> **AIM OF THE TASK**: Check each line of the entries below for the string "возмещение"; copy every line where it appears.

(Source data)
──────────

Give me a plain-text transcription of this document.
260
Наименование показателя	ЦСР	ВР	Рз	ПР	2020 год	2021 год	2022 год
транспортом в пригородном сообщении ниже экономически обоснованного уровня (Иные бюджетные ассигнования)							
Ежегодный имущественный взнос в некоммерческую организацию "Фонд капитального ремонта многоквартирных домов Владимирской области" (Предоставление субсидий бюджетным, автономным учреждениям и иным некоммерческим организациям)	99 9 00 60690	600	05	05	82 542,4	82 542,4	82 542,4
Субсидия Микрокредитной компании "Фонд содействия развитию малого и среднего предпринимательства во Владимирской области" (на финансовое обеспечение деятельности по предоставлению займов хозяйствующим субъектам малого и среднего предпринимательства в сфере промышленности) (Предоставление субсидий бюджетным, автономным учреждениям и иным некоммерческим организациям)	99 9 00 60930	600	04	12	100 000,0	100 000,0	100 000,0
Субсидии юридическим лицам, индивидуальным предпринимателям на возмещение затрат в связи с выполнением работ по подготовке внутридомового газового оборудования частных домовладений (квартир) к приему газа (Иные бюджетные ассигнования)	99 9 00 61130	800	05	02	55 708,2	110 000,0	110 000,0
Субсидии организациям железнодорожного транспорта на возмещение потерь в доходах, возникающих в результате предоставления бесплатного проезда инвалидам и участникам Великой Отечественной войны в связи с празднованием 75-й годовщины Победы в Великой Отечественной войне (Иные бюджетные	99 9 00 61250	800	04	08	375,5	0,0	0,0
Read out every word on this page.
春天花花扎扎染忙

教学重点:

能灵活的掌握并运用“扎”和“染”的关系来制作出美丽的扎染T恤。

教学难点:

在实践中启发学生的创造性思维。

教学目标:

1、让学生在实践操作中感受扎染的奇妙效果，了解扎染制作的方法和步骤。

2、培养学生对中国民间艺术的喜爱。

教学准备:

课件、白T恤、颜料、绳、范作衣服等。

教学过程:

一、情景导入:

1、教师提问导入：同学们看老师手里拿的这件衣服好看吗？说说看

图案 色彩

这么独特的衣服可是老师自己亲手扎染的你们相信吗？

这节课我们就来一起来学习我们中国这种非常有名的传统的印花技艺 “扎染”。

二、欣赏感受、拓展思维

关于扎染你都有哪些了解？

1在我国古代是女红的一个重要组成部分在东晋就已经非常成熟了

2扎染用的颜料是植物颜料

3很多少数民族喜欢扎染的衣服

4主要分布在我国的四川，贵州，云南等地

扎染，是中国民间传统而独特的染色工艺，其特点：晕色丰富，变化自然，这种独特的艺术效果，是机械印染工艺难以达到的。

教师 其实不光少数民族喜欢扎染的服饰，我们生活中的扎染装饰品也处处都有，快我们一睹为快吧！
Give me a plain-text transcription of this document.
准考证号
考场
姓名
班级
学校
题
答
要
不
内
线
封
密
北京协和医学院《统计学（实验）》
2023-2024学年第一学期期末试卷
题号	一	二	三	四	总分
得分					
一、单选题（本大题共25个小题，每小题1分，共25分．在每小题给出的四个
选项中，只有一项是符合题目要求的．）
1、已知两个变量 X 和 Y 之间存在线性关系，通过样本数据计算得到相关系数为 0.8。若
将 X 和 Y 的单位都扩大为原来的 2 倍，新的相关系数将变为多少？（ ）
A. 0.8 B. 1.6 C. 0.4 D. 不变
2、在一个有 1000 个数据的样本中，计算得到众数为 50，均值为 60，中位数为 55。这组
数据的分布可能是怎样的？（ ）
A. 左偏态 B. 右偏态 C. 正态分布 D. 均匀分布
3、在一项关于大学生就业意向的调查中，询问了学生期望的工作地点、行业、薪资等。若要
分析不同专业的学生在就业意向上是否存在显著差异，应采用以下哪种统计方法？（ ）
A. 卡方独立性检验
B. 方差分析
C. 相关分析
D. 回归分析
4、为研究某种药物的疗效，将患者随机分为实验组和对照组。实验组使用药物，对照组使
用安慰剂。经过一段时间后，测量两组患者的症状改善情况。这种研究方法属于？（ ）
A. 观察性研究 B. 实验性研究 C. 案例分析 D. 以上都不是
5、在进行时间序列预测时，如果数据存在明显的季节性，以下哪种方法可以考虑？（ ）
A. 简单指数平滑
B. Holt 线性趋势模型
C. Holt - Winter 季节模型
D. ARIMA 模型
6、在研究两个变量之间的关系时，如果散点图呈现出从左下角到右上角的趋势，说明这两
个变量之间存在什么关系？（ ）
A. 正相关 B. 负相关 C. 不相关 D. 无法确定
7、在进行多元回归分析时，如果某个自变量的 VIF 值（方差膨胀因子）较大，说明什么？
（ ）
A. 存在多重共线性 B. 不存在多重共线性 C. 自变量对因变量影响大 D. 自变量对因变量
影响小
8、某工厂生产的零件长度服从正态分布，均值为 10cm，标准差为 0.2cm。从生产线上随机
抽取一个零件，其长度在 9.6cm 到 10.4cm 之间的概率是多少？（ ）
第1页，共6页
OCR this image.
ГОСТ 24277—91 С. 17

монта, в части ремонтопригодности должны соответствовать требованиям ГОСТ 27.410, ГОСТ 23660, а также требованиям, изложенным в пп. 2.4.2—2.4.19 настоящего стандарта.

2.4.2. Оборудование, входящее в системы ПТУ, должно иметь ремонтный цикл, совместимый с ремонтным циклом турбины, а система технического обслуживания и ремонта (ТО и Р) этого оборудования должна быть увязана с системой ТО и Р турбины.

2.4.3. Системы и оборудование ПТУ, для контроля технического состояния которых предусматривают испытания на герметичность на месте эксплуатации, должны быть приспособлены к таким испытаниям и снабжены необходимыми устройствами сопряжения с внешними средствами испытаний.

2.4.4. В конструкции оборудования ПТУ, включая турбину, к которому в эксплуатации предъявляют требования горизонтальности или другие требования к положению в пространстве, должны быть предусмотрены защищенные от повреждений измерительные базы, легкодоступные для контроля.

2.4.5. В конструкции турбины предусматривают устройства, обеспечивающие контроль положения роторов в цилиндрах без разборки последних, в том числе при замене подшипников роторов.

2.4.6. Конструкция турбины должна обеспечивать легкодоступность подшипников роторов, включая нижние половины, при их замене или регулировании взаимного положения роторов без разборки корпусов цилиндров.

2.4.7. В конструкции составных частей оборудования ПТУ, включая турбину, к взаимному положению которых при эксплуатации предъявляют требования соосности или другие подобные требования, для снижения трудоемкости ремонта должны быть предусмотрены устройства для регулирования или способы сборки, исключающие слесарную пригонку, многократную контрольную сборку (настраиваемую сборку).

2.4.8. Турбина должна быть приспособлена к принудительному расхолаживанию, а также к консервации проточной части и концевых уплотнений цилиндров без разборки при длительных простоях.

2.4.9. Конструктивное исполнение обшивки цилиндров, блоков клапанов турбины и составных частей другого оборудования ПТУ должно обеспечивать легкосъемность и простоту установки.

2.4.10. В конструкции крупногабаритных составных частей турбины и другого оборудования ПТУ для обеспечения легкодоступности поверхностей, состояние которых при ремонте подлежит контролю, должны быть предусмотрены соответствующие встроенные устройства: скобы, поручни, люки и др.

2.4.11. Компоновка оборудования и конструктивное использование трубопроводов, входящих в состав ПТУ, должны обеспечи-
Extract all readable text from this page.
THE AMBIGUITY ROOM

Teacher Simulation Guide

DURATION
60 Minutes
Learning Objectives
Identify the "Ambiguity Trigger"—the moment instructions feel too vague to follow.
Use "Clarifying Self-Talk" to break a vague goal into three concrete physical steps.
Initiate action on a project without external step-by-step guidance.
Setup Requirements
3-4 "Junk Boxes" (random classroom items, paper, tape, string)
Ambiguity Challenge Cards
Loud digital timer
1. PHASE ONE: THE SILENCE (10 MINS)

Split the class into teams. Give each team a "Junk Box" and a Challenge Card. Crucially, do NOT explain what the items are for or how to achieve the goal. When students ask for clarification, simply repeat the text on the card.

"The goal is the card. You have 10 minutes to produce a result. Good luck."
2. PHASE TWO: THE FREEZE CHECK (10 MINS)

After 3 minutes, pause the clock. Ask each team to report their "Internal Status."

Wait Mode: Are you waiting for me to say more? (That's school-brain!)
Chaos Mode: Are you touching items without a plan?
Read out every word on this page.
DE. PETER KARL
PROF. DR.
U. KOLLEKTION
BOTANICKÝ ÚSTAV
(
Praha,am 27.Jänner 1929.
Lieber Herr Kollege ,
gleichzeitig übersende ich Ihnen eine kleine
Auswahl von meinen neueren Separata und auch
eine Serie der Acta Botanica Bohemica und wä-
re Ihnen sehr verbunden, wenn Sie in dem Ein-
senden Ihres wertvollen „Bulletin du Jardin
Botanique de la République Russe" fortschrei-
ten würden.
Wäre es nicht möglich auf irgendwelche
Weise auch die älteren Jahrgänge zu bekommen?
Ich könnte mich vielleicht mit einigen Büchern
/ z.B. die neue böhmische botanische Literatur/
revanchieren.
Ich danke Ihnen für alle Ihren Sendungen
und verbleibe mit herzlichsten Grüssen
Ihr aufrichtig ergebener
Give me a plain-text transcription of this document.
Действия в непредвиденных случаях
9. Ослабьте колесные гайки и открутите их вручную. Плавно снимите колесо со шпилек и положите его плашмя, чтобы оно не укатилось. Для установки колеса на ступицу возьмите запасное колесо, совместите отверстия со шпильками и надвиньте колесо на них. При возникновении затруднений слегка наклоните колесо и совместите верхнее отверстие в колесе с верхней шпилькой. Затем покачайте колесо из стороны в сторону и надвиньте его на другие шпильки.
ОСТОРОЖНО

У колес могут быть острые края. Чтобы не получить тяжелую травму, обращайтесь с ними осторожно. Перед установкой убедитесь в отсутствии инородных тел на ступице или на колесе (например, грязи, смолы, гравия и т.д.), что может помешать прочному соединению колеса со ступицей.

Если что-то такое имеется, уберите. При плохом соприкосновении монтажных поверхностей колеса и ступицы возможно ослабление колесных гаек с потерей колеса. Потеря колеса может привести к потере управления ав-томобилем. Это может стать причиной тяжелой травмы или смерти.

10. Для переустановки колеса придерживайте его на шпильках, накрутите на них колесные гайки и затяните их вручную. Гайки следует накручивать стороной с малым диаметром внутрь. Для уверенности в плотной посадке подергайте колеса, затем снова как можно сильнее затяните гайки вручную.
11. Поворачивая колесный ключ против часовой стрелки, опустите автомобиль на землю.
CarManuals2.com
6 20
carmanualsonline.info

──────────

> **FINAL RESULT**:
Субсидии юридическим лицам, индивидуальным предпринимателям на возмещение затрат в связи с выполнением работ по подготовке внутридомового газового оборудования частных домовладений (квартир) к приему газа (Иные бюджетные ассигнования)	99 9 00 61130	800	05	02	55 708,2	110 000,0	110 000,0
Субсидии организациям железнодорожного транспорта на возмещение потерь в доходах, возникающих в результате предоставления бесплатного проезда инвалидам и участникам Великой Отечественной войны в связи с празднованием 75-й годовщины Победы в Великой Отечественной войне (Иные бюджетные	99 9 00 61250	800	04	08	375,5	0,0	0,0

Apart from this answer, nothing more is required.